### Exercise aim
Each line containing the word "mind" must be collected.
## START Record list
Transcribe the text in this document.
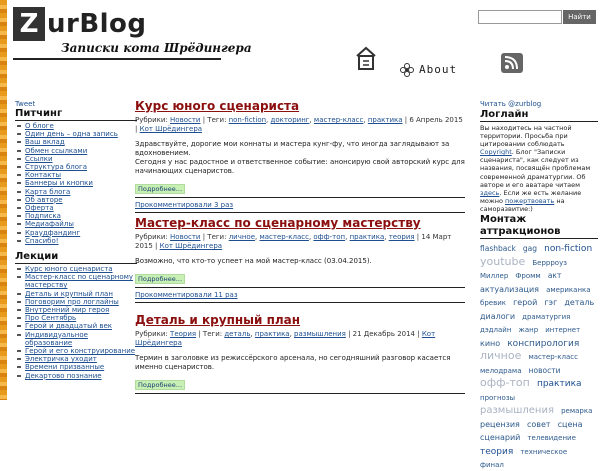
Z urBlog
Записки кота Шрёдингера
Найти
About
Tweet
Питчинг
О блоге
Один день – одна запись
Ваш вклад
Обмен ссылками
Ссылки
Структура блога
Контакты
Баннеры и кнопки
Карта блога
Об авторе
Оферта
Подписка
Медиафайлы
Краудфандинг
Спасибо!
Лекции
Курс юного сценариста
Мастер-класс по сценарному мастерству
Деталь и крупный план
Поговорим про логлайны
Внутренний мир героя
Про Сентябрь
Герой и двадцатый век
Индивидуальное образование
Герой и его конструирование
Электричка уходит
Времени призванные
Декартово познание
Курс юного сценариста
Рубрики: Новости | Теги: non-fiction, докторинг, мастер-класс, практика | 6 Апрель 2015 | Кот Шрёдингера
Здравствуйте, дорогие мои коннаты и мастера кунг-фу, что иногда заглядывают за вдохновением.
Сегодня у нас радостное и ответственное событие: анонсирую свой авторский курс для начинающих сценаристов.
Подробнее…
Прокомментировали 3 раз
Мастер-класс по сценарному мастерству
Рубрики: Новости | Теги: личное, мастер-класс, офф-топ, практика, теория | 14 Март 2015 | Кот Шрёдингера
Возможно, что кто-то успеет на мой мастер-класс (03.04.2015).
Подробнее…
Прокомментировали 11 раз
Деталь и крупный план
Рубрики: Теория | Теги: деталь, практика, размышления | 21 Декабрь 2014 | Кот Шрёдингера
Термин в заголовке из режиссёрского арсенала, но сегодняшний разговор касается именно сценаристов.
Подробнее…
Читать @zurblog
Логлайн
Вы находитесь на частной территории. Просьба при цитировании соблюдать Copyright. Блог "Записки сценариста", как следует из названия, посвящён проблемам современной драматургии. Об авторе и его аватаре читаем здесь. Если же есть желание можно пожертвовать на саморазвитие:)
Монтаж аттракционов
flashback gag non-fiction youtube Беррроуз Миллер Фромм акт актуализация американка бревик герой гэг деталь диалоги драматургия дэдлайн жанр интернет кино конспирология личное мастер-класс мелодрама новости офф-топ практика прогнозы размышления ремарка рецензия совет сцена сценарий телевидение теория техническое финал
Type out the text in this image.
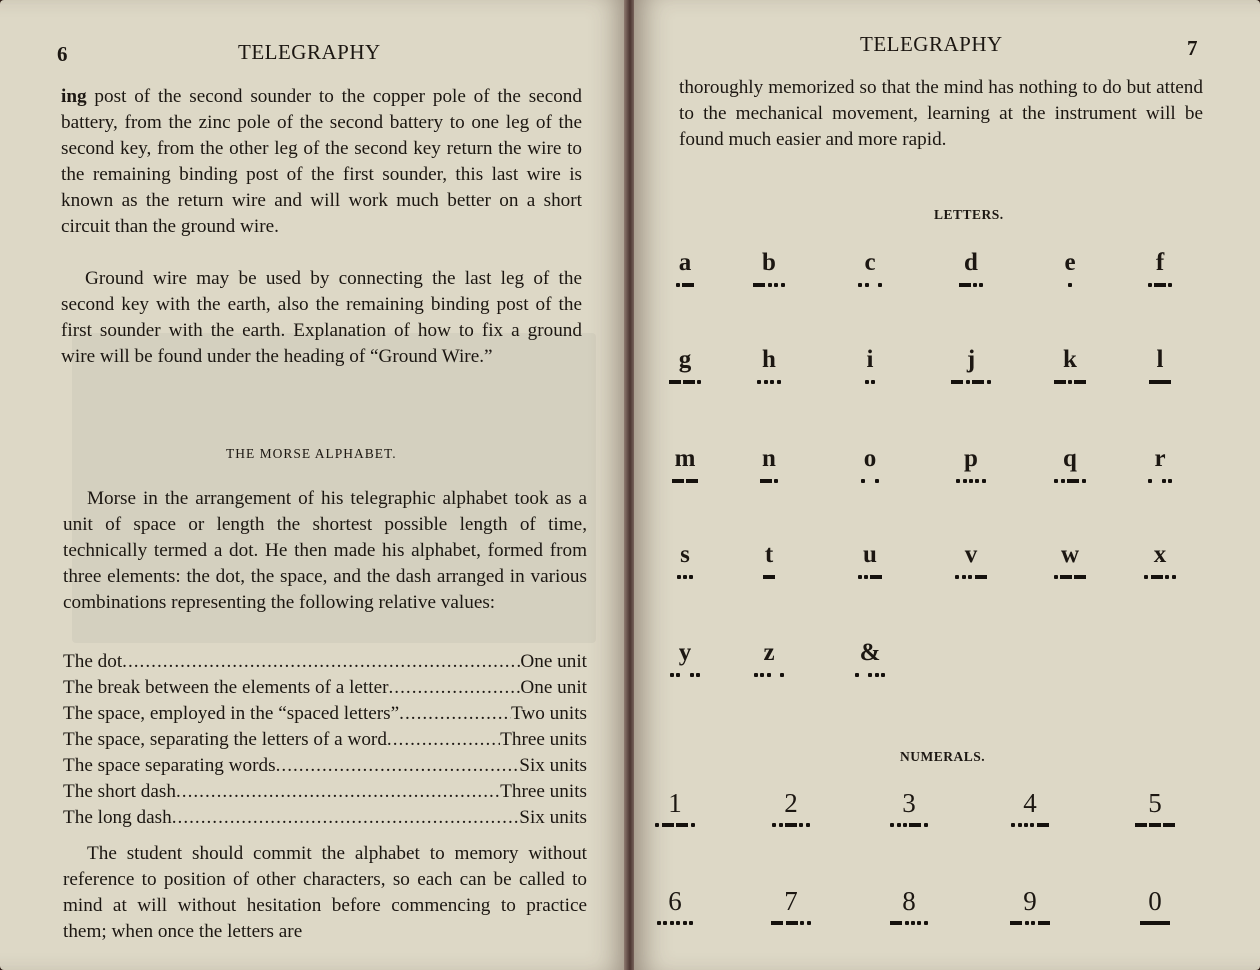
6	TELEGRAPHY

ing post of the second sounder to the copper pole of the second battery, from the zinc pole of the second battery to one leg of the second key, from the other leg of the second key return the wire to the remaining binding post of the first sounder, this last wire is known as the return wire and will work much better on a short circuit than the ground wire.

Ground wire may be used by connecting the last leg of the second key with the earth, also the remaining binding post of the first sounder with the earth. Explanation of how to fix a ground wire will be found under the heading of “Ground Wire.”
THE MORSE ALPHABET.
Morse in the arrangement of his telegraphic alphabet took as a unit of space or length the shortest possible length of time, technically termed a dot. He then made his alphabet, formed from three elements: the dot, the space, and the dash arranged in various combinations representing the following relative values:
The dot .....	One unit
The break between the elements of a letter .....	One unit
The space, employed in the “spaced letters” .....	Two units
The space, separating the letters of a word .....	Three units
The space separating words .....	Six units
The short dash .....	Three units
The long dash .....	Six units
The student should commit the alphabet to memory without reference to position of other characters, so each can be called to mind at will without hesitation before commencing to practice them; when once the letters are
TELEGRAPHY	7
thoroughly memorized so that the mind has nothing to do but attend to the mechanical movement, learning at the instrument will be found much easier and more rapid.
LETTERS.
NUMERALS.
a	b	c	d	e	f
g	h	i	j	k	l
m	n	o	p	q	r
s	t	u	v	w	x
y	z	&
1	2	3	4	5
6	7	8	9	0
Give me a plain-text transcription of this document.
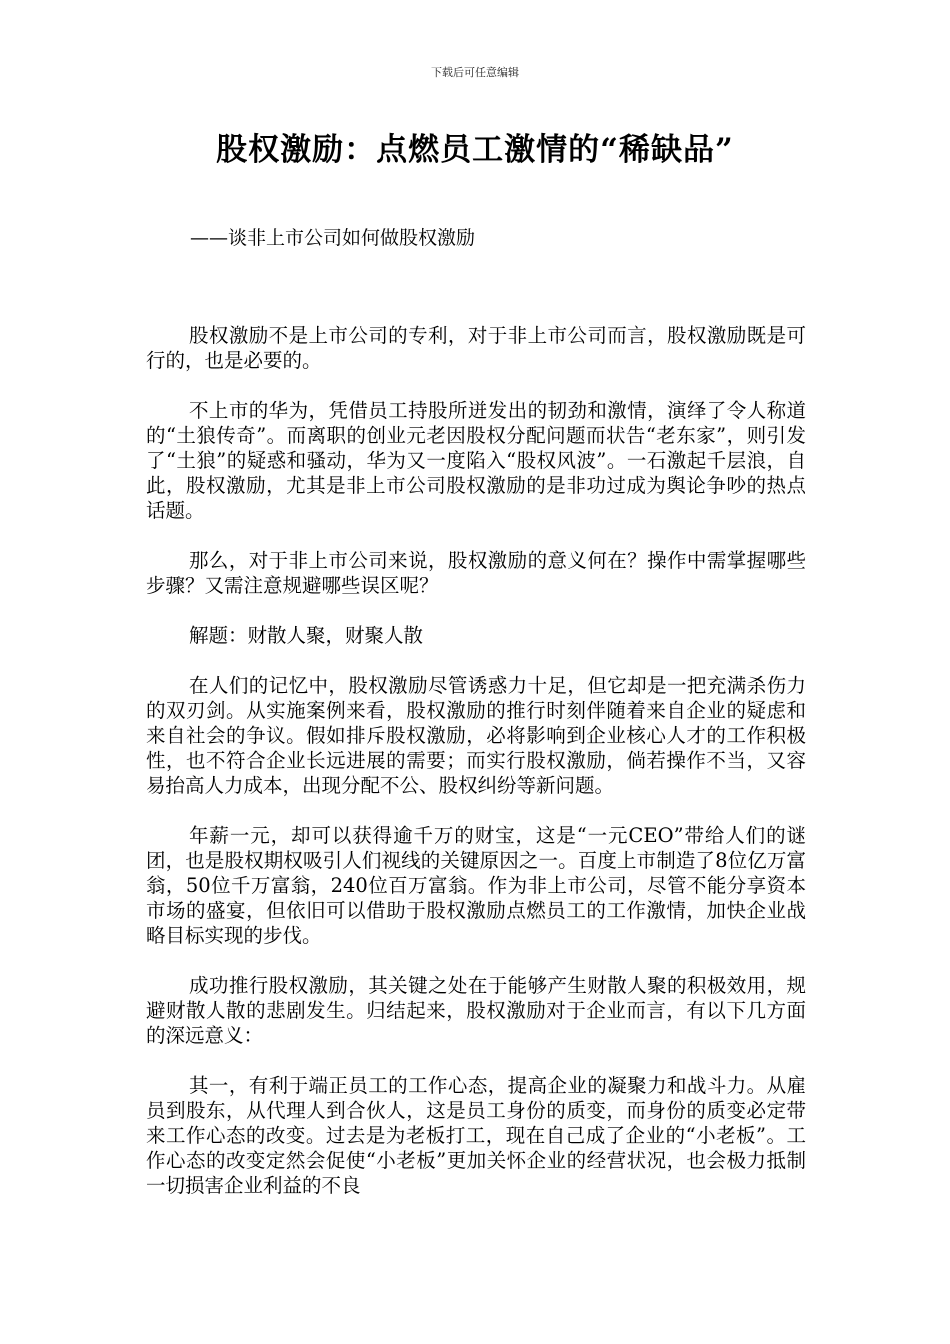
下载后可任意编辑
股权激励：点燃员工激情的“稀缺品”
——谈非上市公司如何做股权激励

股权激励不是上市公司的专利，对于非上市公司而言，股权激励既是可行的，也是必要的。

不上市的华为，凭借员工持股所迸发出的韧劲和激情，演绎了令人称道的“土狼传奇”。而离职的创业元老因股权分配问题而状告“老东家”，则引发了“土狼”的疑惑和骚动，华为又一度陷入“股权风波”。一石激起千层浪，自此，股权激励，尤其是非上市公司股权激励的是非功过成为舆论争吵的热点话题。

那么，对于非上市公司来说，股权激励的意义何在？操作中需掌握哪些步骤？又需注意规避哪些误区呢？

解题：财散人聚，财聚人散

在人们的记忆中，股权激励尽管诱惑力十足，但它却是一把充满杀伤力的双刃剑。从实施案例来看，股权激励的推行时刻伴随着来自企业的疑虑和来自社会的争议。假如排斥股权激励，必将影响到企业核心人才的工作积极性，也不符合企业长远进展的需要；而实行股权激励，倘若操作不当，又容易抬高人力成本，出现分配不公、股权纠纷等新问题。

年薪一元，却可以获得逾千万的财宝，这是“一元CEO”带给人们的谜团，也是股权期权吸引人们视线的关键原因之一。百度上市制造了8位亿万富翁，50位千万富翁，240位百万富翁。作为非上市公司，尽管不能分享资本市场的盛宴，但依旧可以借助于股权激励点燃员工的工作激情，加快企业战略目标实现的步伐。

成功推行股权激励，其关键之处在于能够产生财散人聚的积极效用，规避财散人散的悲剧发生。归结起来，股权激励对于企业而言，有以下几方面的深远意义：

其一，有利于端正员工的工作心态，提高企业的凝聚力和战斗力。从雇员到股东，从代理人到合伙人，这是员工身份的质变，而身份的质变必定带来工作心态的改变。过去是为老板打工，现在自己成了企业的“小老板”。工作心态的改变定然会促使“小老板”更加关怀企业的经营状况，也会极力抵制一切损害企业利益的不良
## END Record list
## START Record list
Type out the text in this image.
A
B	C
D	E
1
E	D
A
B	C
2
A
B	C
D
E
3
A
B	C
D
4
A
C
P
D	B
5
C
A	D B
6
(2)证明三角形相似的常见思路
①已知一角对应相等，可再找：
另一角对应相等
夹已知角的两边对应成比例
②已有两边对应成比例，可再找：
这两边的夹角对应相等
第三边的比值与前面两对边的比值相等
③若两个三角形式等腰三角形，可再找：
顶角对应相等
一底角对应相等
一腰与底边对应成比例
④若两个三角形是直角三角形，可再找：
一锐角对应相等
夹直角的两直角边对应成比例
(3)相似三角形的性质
## END Record list
### Final answer
The student should commit the alphabet to memory without reference to position of other characters, so each can be called to mind at will without hesitation before commencing to practice them; when once the letters are
thoroughly memorized so that the mind has nothing to do but attend to the mechanical movement, learning at the instrument will be found much easier and more rapid.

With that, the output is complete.